State only the count of lines in the listing below that hold "μήνυμα".
==*==
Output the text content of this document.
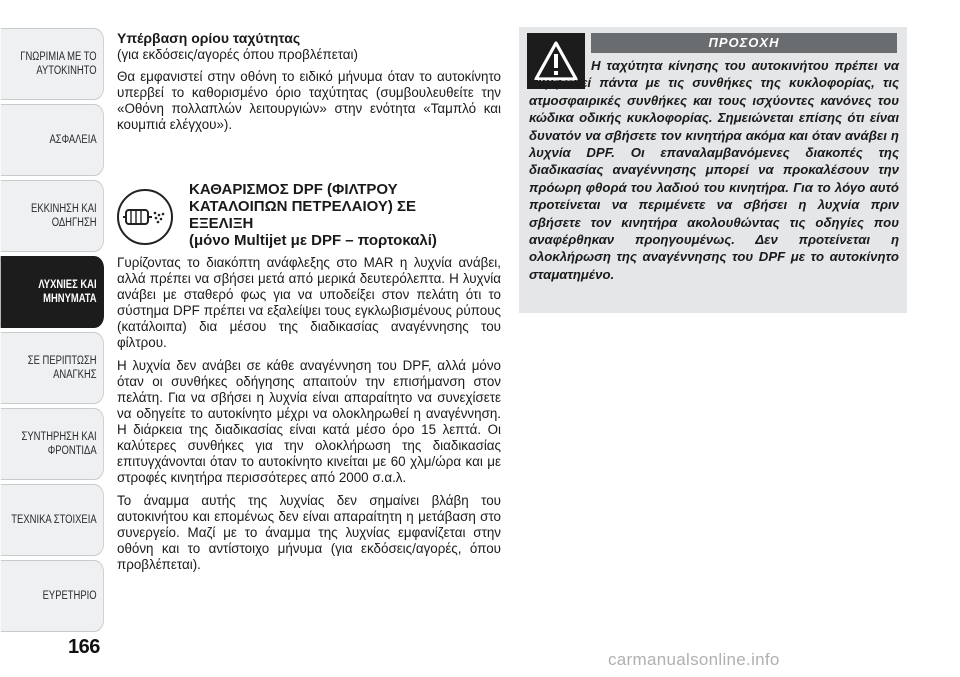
ΓΝΩΡΙΜΙΑ ΜΕ ΤΟ
ΑΥΤΟΚΙΝΗΤΟ
ΑΣΦΑΛΕΙΑ
ΕΚΚΙΝΗΣΗ ΚΑΙ
ΟΔΗΓΗΣΗ
ΛΥΧΝΙΕΣ ΚΑΙ
ΜΗΝΥΜΑΤΑ
ΣΕ ΠΕΡΙΠΤΩΣΗ
ΑΝΑΓΚΗΣ
ΣΥΝΤΗΡΗΣΗ ΚΑΙ
ΦΡΟΝΤΙΔΑ
ΤΕΧΝΙΚΑ ΣΤΟΙΧΕΙΑ
ΕΥΡΕΤΗΡΙΟ
166
Υπέρβαση ορίου ταχύτητας
(για εκδόσεις/αγορές όπου προβλέπεται)

Θα εμφανιστεί στην οθόνη το ειδικό μήνυμα όταν το αυτοκίνητο υπερβεί το καθορισμένο όριο ταχύτητας (συμβουλευθείτε την «Οθόνη πολλαπλών λειτουργιών» στην ενότητα «Ταμπλό και κουμπιά ελέγχου»).

ΚΑΘΑΡΙΣΜΟΣ DPF (ΦΙΛΤΡΟΥ
ΚΑΤΑΛΟΙΠΩΝ ΠΕΤΡΕΛΑΙΟΥ) ΣΕ
ΕΞΕΛΙΞΗ
(μόνο Multijet με DPF – πορτοκαλί)

Γυρίζοντας το διακόπτη ανάφλεξης στο MAR η λυχνία ανάβει, αλλά πρέπει να σβήσει μετά από μερικά δευτερόλεπτα. Η λυχνία ανάβει με σταθερό φως για να υποδείξει στον πελάτη ότι το σύστημα DPF πρέπει να εξαλείψει τους εγκλωβισμένους ρύπους (κατάλοιπα) δια μέσου της διαδικασίας αναγέννησης του φίλτρου.

Η λυχνία δεν ανάβει σε κάθε αναγέννηση του DPF, αλλά μόνο όταν οι συνθήκες οδήγησης απαιτούν την επισήμανση στον πελάτη. Για να σβήσει η λυχνία είναι απαραίτητο να συνεχίσετε να οδηγείτε το αυτοκίνητο μέχρι να ολοκληρωθεί η αναγέννηση. Η διάρκεια της διαδικασίας είναι κατά μέσο όρο 15 λεπτά. Οι καλύτερες συνθήκες για την ολοκλήρωση της διαδικασίας επιτυγχάνονται όταν το αυτοκίνητο κινείται με 60 χλμ/ώρα και με στροφές κινητήρα περισσότερες από 2000 σ.α.λ.

Το άναμμα αυτής της λυχνίας δεν σημαίνει βλάβη του αυτοκινήτου και επομένως δεν είναι απαραίτητη η μετάβαση στο συνεργείο. Μαζί με το άναμμα της λυχνίας εμφανίζεται στην οθόνη και το αντίστοιχο μήνυμα (για εκδόσεις/αγορές, όπου προβλέπεται).

ΠΡΟΣΟΧΗ

Η ταχύτητα κίνησης του αυτοκινήτου πρέπει να συμφωνεί πάντα με τις συνθήκες της κυκλοφορίας, τις ατμοσφαιρικές συνθήκες και τους ισχύοντες κανόνες του κώδικα οδικής κυκλοφορίας. Σημειώνεται επίσης ότι είναι δυνατόν να σβήσετε τον κινητήρα ακόμα και όταν ανάβει η λυχνία DPF. Οι επαναλαμβανόμενες διακοπές της διαδικασίας αναγέννησης μπορεί να προκαλέσουν την πρόωρη φθορά του λαδιού του κινητήρα. Για το λόγο αυτό προτείνεται να περιμένετε να σβήσει η λυχνία πριν σβήσετε τον κινητήρα ακολουθώντας τις οδηγίες που αναφέρθηκαν προηγουμένως. Δεν προτείνεται η ολοκλήρωση της αναγέννησης του DPF με το αυτοκίνητο σταματημένο.

carmanualsonline.info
==*==
### Written solution
2